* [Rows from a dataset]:
┄┄┄┄┄┄

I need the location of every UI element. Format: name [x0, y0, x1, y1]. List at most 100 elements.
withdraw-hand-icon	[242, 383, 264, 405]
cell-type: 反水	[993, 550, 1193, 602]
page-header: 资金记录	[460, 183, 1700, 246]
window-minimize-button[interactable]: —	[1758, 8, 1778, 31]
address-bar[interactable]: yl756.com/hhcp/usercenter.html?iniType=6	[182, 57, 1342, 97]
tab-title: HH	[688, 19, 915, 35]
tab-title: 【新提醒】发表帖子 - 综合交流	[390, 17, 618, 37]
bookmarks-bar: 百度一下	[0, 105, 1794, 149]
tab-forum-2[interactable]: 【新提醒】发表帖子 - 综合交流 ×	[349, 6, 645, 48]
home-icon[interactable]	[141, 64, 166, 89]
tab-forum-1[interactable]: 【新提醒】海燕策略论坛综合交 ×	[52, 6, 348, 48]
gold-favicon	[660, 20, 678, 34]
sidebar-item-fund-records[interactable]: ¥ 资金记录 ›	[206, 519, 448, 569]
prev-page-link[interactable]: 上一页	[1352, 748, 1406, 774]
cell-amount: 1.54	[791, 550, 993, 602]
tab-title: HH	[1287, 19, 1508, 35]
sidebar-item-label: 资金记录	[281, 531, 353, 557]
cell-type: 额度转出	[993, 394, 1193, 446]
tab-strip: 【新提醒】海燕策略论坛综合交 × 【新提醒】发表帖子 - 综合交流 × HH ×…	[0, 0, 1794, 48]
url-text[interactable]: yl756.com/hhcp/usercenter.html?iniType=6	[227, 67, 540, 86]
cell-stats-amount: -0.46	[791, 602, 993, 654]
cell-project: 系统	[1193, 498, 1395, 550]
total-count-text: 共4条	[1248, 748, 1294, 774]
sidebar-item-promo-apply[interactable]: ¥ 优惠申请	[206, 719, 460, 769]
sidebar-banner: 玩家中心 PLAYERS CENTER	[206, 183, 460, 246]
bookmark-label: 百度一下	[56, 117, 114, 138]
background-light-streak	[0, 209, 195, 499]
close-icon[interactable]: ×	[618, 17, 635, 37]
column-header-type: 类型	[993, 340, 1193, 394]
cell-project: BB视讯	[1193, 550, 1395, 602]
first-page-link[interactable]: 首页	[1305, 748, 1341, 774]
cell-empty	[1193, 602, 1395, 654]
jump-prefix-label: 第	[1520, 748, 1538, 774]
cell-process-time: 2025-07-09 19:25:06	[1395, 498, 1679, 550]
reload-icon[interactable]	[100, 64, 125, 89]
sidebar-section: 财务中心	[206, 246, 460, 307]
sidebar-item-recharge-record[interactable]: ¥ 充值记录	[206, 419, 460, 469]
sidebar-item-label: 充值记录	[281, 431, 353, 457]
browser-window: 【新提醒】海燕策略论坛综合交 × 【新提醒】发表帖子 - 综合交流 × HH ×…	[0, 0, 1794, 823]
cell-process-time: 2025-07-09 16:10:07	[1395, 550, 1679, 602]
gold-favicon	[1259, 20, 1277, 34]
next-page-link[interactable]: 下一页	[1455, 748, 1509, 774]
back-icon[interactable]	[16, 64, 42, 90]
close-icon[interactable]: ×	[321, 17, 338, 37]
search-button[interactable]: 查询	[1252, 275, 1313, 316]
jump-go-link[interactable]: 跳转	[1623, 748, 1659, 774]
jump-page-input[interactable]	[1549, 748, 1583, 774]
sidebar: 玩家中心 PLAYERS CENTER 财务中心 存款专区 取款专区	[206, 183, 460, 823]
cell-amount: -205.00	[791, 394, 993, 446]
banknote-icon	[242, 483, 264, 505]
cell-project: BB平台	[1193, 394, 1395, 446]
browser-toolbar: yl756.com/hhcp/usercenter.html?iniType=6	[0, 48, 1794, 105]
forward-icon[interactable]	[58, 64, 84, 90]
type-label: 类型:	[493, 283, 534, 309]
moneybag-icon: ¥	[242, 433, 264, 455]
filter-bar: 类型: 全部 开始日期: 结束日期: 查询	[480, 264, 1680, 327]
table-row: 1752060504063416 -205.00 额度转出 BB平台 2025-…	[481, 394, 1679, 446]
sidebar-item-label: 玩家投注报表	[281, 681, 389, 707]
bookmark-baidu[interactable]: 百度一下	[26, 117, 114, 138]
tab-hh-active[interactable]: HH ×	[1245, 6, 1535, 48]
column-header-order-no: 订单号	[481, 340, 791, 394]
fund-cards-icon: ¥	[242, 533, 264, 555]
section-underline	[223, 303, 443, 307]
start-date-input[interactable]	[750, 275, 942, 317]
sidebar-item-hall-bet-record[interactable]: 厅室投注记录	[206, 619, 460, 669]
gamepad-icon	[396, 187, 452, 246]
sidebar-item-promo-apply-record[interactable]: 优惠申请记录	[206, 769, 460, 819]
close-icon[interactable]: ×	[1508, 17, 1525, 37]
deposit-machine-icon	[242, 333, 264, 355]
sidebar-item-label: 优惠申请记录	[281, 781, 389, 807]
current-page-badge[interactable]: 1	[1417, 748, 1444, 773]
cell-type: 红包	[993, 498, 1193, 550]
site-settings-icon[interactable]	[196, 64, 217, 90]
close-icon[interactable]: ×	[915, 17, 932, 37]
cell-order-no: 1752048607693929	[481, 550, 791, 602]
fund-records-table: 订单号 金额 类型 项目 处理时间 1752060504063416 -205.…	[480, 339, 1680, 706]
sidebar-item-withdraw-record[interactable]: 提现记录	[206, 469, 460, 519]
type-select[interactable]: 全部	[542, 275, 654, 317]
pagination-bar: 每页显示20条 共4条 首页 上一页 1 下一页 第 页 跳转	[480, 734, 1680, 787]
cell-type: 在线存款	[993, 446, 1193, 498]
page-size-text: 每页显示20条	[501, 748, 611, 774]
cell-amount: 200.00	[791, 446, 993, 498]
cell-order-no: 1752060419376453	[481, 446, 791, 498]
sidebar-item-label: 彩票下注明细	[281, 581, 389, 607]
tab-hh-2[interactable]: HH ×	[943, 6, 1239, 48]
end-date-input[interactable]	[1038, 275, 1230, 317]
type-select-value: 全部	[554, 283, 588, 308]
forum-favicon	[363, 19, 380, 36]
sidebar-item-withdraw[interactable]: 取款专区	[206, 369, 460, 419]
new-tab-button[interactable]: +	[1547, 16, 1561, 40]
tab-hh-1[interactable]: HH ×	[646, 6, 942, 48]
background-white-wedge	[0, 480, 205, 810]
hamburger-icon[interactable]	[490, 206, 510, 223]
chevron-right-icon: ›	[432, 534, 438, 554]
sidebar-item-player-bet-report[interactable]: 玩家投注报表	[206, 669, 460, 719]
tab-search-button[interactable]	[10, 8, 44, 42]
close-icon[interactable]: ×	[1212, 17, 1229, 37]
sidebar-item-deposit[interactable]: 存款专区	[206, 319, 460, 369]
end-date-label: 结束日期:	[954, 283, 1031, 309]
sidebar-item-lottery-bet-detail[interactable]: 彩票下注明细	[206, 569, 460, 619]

┄┄┄┄┄┄

* [Your goal]:
Convert every line of the entries into a JSON array of strings, with one string per line and no blank lines.

* [Completed exercise]:
[
  "I need the location of every UI element. Format: name [x0, y0, x1, y1]. List at most 100 elements.",
  "withdraw-hand-icon\t[242, 383, 264, 405]",
  "cell-type: 反水\t[993, 550, 1193, 602]",
  "page-header: 资金记录\t[460, 183, 1700, 246]",
  "window-minimize-button[interactable]: —\t[1758, 8, 1778, 31]",
  "address-bar[interactable]: yl756.com/hhcp/usercenter.html?iniType=6\t[182, 57, 1342, 97]",
  "tab-title: HH\t[688, 19, 915, 35]",
  "tab-title: 【新提醒】发表帖子 - 综合交流\t[390, 17, 618, 37]",
  "bookmarks-bar: 百度一下\t[0, 105, 1794, 149]",
  "tab-forum-2[interactable]: 【新提醒】发表帖子 - 综合交流 ×\t[349, 6, 645, 48]",
  "home-icon[interactable]\t[141, 64, 166, 89]",
  "tab-forum-1[interactable]: 【新提醒】海燕策略论坛综合交 ×\t[52, 6, 348, 48]",
  "gold-favicon\t[660, 20, 678, 34]",
  "sidebar-item-fund-records[interactable]: ¥ 资金记录 ›\t[206, 519, 448, 569]",
  "prev-page-link[interactable]: 上一页\t[1352, 748, 1406, 774]",
  "cell-amount: 1.54\t[791, 550, 993, 602]",
  "tab-title: HH\t[1287, 19, 1508, 35]",
  "sidebar-item-label: 资金记录\t[281, 531, 353, 557]",
  "cell-type: 额度转出\t[993, 394, 1193, 446]",
  "tab-strip: 【新提醒】海燕策略论坛综合交 × 【新提醒】发表帖子 - 综合交流 × HH ×…\t[0, 0, 1794, 48]",
  "url-text[interactable]: yl756.com/hhcp/usercenter.html?iniType=6\t[227, 67, 540, 86]",
  "cell-stats-amount: -0.46\t[791, 602, 993, 654]",
  "cell-project: 系统\t[1193, 498, 1395, 550]",
  "total-count-text: 共4条\t[1248, 748, 1294, 774]",
  "sidebar-item-promo-apply[interactable]: ¥ 优惠申请\t[206, 719, 460, 769]",
  "sidebar-banner: 玩家中心 PLAYERS CENTER\t[206, 183, 460, 246]",
  "bookmark-label: 百度一下\t[56, 117, 114, 138]",
  "background-light-streak\t[0, 209, 195, 499]",
  "close-icon[interactable]: ×\t[618, 17, 635, 37]",
  "column-header-type: 类型\t[993, 340, 1193, 394]",
  "cell-project: BB视讯\t[1193, 550, 1395, 602]",
  "first-page-link[interactable]: 首页\t[1305, 748, 1341, 774]",
  "cell-empty\t[1193, 602, 1395, 654]",
  "jump-prefix-label: 第\t[1520, 748, 1538, 774]",
  "cell-process-time: 2025-07-09 19:25:06\t[1395, 498, 1679, 550]",
  "reload-icon[interactable]\t[100, 64, 125, 89]",
  "sidebar-section: 财务中心\t[206, 246, 460, 307]",
  "sidebar-item-recharge-record[interactable]: ¥ 充值记录\t[206, 419, 460, 469]",
  "sidebar-item-label: 充值记录\t[281, 431, 353, 457]",
  "browser-window: 【新提醒】海燕策略论坛综合交 × 【新提醒】发表帖子 - 综合交流 × HH ×…\t[0, 0, 1794, 823]",
  "cell-process-time: 2025-07-09 16:10:07\t[1395, 550, 1679, 602]",
  "gold-favicon\t[1259, 20, 1277, 34]",
  "next-page-link[interactable]: 下一页\t[1455, 748, 1509, 774]",
  "back-icon[interactable]\t[16, 64, 42, 90]",
  "close-icon[interactable]: ×\t[321, 17, 338, 37]",
  "search-button[interactable]: 查询\t[1252, 275, 1313, 316]",
  "jump-go-link[interactable]: 跳转\t[1623, 748, 1659, 774]",
  "jump-page-input[interactable]\t[1549, 748, 1583, 774]",
  "sidebar: 玩家中心 PLAYERS CENTER 财务中心 存款专区 取款专区\t[206, 183, 460, 823]",
  "cell-amount: -205.00\t[791, 394, 993, 446]",
  "banknote-icon\t[242, 483, 264, 505]",
  "cell-project: BB平台\t[1193, 394, 1395, 446]",
  "browser-toolbar: yl756.com/hhcp/usercenter.html?iniType=6\t[0, 48, 1794, 105]",
  "forward-icon[interactable]\t[58, 64, 84, 90]",
  "type-label: 类型:\t[493, 283, 534, 309]",
  "moneybag-icon: ¥\t[242, 433, 264, 455]",
  "filter-bar: 类型: 全部 开始日期: 结束日期: 查询\t[480, 264, 1680, 327]",
  "table-row: 1752060504063416 -205.00 额度转出 BB平台 2025-…\t[481, 394, 1679, 446]",
  "sidebar-item-label: 玩家投注报表\t[281, 681, 389, 707]",
  "bookmark-baidu[interactable]: 百度一下\t[26, 117, 114, 138]",
  "tab-hh-active[interactable]: HH ×\t[1245, 6, 1535, 48]",
  "column-header-order-no: 订单号\t[481, 340, 791, 394]",
  "fund-cards-icon: ¥\t[242, 533, 264, 555]",
  "section-underline\t[223, 303, 443, 307]",
  "start-date-input[interactable]\t[750, 275, 942, 317]",
  "sidebar-item-hall-bet-record[interactable]: 厅室投注记录\t[206, 619, 460, 669]",
  "gamepad-icon\t[396, 187, 452, 246]",
  "sidebar-item-promo-apply-record[interactable]: 优惠申请记录\t[206, 769, 460, 819]",
  "close-icon[interactable]: ×\t[1508, 17, 1525, 37]",
  "deposit-machine-icon\t[242, 333, 264, 355]",
  "sidebar-item-label: 优惠申请记录\t[281, 781, 389, 807]",
  "current-page-badge[interactable]: 1\t[1417, 748, 1444, 773]",
  "cell-type: 红包\t[993, 498, 1193, 550]",
  "site-settings-icon[interactable]\t[196, 64, 217, 90]",
  "close-icon[interactable]: ×\t[915, 17, 932, 37]",
  "cell-order-no: 1752048607693929\t[481, 550, 791, 602]",
  "fund-records-table: 订单号 金额 类型 项目 处理时间 1752060504063416 -205.…\t[480, 339, 1680, 706]",
  "sidebar-item-withdraw-record[interactable]: 提现记录\t[206, 469, 460, 519]",
  "type-select[interactable]: 全部\t[542, 275, 654, 317]",
  "pagination-bar: 每页显示20条 共4条 首页 上一页 1 下一页 第 页 跳转\t[480, 734, 1680, 787]",
  "cell-type: 在线存款\t[993, 446, 1193, 498]",
  "page-size-text: 每页显示20条\t[501, 748, 611, 774]",
  "cell-amount: 200.00\t[791, 446, 993, 498]",
  "cell-order-no: 1752060419376453\t[481, 446, 791, 498]",
  "sidebar-item-label: 彩票下注明细\t[281, 581, 389, 607]",
  "tab-hh-2[interactable]: HH ×\t[943, 6, 1239, 48]",
  "end-date-input[interactable]\t[1038, 275, 1230, 317]",
  "type-select-value: 全部\t[554, 283, 588, 308]",
  "forum-favicon\t[363, 19, 380, 36]",
  "sidebar-item-withdraw[interactable]: 取款专区\t[206, 369, 460, 419]",
  "new-tab-button[interactable]: +\t[1547, 16, 1561, 40]",
  "tab-hh-1[interactable]: HH ×\t[646, 6, 942, 48]",
  "background-white-wedge\t[0, 480, 205, 810]",
  "hamburger-icon[interactable]\t[490, 206, 510, 223]",
  "chevron-right-icon: ›\t[432, 534, 438, 554]",
  "sidebar-item-player-bet-report[interactable]: 玩家投注报表\t[206, 669, 460, 719]",
  "tab-search-button[interactable]\t[10, 8, 44, 42]",
  "close-icon[interactable]: ×\t[1212, 17, 1229, 37]",
  "sidebar-item-deposit[interactable]: 存款专区\t[206, 319, 460, 369]",
  "end-date-label: 结束日期:\t[954, 283, 1031, 309]",
  "sidebar-item-lottery-bet-detail[interactable]: 彩票下注明细\t[206, 569, 460, 619]"
]